## DIRECTION
Please copy all the lines that follow, word for word.

Stored data:
"""
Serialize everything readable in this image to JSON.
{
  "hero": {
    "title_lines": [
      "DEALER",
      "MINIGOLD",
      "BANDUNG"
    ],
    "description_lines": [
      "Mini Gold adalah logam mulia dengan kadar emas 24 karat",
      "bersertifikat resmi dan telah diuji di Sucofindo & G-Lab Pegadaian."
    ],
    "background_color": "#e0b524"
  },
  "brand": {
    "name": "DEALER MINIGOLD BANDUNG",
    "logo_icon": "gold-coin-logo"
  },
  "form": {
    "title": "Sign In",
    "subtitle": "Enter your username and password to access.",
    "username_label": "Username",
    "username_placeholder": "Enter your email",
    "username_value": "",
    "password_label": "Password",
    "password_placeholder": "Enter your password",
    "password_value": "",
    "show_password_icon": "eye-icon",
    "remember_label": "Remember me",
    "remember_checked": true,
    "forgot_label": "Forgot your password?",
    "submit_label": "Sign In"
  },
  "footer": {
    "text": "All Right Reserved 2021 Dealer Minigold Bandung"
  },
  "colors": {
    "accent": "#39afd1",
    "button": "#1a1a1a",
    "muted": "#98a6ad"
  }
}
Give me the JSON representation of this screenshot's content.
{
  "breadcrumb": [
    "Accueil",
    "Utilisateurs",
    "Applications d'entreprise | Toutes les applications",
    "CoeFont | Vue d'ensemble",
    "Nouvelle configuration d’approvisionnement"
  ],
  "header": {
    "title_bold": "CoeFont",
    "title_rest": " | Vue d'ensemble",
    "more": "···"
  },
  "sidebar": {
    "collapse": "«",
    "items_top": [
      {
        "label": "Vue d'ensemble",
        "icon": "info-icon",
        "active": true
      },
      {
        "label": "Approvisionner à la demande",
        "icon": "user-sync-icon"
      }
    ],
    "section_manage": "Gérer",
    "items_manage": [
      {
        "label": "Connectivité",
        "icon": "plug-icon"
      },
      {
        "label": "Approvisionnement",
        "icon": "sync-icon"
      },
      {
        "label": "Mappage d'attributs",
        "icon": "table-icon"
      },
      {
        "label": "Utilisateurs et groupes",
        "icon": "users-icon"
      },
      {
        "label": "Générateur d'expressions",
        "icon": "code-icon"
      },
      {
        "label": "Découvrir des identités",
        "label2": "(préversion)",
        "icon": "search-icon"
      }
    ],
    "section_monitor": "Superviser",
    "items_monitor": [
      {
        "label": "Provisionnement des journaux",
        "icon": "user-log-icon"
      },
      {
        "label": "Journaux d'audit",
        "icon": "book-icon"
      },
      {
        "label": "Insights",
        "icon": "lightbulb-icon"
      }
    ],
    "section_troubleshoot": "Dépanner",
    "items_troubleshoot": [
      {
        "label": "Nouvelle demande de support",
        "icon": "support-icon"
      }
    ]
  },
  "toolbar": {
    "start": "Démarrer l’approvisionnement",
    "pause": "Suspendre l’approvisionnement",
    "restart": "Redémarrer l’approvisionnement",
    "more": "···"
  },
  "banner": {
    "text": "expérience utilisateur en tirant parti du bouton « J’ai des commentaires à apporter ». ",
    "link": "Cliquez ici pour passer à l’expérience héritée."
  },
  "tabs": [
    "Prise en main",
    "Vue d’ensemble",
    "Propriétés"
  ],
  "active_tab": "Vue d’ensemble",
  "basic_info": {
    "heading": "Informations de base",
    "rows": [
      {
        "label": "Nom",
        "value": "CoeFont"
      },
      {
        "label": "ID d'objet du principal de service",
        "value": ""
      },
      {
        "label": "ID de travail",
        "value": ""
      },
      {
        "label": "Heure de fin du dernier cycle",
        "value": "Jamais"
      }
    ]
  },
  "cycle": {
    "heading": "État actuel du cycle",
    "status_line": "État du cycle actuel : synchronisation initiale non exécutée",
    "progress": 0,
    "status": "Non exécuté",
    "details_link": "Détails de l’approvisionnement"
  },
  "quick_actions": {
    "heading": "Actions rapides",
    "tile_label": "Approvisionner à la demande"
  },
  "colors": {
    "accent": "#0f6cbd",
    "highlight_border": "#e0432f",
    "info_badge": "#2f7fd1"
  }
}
"""
## RESPONSE TO THIS TASK
Serialize everything readable in this image to JSON.
{
  "hero": {
    "title_lines": [
      "DEALER",
      "MINIGOLD",
      "BANDUNG"
    ],
    "description_lines": [
      "Mini Gold adalah logam mulia dengan kadar emas 24 karat",
      "bersertifikat resmi dan telah diuji di Sucofindo & G-Lab Pegadaian."
    ],
    "background_color": "#e0b524"
  },
  "brand": {
    "name": "DEALER MINIGOLD BANDUNG",
    "logo_icon": "gold-coin-logo"
  },
  "form": {
    "title": "Sign In",
    "subtitle": "Enter your username and password to access.",
    "username_label": "Username",
    "username_placeholder": "Enter your email",
    "username_value": "",
    "password_label": "Password",
    "password_placeholder": "Enter your password",
    "password_value": "",
    "show_password_icon": "eye-icon",
    "remember_label": "Remember me",
    "remember_checked": true,
    "forgot_label": "Forgot your password?",
    "submit_label": "Sign In"
  },
  "footer": {
    "text": "All Right Reserved 2021 Dealer Minigold Bandung"
  },
  "colors": {
    "accent": "#39afd1",
    "button": "#1a1a1a",
    "muted": "#98a6ad"
  }
}
Give me the JSON representation of this screenshot's content.
{
  "breadcrumb": [
    "Accueil",
    "Utilisateurs",
    "Applications d'entreprise | Toutes les applications",
    "CoeFont | Vue d'ensemble",
    "Nouvelle configuration d’approvisionnement"
  ],
  "header": {
    "title_bold": "CoeFont",
    "title_rest": " | Vue d'ensemble",
    "more": "···"
  },
  "sidebar": {
    "collapse": "«",
    "items_top": [
      {
        "label": "Vue d'ensemble",
        "icon": "info-icon",
        "active": true
      },
      {
        "label": "Approvisionner à la demande",
        "icon": "user-sync-icon"
      }
    ],
    "section_manage": "Gérer",
    "items_manage": [
      {
        "label": "Connectivité",
        "icon": "plug-icon"
      },
      {
        "label": "Approvisionnement",
        "icon": "sync-icon"
      },
      {
        "label": "Mappage d'attributs",
        "icon": "table-icon"
      },
      {
        "label": "Utilisateurs et groupes",
        "icon": "users-icon"
      },
      {
        "label": "Générateur d'expressions",
        "icon": "code-icon"
      },
      {
        "label": "Découvrir des identités",
        "label2": "(préversion)",
        "icon": "search-icon"
      }
    ],
    "section_monitor": "Superviser",
    "items_monitor": [
      {
        "label": "Provisionnement des journaux",
        "icon": "user-log-icon"
      },
      {
        "label": "Journaux d'audit",
        "icon": "book-icon"
      },
      {
        "label": "Insights",
        "icon": "lightbulb-icon"
      }
    ],
    "section_troubleshoot": "Dépanner",
    "items_troubleshoot": [
      {
        "label": "Nouvelle demande de support",
        "icon": "support-icon"
      }
    ]
  },
  "toolbar": {
    "start": "Démarrer l’approvisionnement",
    "pause": "Suspendre l’approvisionnement",
    "restart": "Redémarrer l’approvisionnement",
    "more": "···"
  },
  "banner": {
    "text": "expérience utilisateur en tirant parti du bouton « J’ai des commentaires à apporter ». ",
    "link": "Cliquez ici pour passer à l’expérience héritée."
  },
  "tabs": [
    "Prise en main",
    "Vue d’ensemble",
    "Propriétés"
  ],
  "active_tab": "Vue d’ensemble",
  "basic_info": {
    "heading": "Informations de base",
    "rows": [
      {
        "label": "Nom",
        "value": "CoeFont"
      },
      {
        "label": "ID d'objet du principal de service",
        "value": ""
      },
      {
        "label": "ID de travail",
        "value": ""
      },
      {
        "label": "Heure de fin du dernier cycle",
        "value": "Jamais"
      }
    ]
  },
  "cycle": {
    "heading": "État actuel du cycle",
    "status_line": "État du cycle actuel : synchronisation initiale non exécutée",
    "progress": 0,
    "status": "Non exécuté",
    "details_link": "Détails de l’approvisionnement"
  },
  "quick_actions": {
    "heading": "Actions rapides",
    "tile_label": "Approvisionner à la demande"
  },
  "colors": {
    "accent": "#0f6cbd",
    "highlight_border": "#e0432f",
    "info_badge": "#2f7fd1"
  }
}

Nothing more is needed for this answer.